In the listing below, please print the line that contains "Parse this screenshot: output" and every line that follows it, exactly.

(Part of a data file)
►

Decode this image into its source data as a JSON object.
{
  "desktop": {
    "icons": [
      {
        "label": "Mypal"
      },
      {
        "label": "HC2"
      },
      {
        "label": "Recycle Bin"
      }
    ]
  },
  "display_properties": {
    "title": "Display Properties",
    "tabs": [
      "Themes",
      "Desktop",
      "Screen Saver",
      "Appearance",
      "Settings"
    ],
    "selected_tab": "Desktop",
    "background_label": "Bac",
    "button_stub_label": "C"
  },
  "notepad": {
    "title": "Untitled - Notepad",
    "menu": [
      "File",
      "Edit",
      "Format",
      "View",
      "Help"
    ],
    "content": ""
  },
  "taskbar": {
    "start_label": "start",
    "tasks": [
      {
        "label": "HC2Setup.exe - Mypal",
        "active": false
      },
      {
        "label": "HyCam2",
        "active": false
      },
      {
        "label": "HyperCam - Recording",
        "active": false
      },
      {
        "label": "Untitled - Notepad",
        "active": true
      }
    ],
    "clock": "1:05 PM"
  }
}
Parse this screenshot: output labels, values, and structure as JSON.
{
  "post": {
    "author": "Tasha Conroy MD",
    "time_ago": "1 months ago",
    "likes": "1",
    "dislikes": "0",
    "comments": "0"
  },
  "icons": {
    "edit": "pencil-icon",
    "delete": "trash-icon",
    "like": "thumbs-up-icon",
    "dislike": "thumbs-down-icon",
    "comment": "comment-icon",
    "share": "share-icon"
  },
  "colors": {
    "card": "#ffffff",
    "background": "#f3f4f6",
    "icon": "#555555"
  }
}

◄

OUTPUT FOR THIS TASK ->
Parse this screenshot: output labels, values, and structure as JSON.
{
  "post": {
    "author": "Tasha Conroy MD",
    "time_ago": "1 months ago",
    "likes": "1",
    "dislikes": "0",
    "comments": "0"
  },
  "icons": {
    "edit": "pencil-icon",
    "delete": "trash-icon",
    "like": "thumbs-up-icon",
    "dislike": "thumbs-down-icon",
    "comment": "comment-icon",
    "share": "share-icon"
  },
  "colors": {
    "card": "#ffffff",
    "background": "#f3f4f6",
    "icon": "#555555"
  }
}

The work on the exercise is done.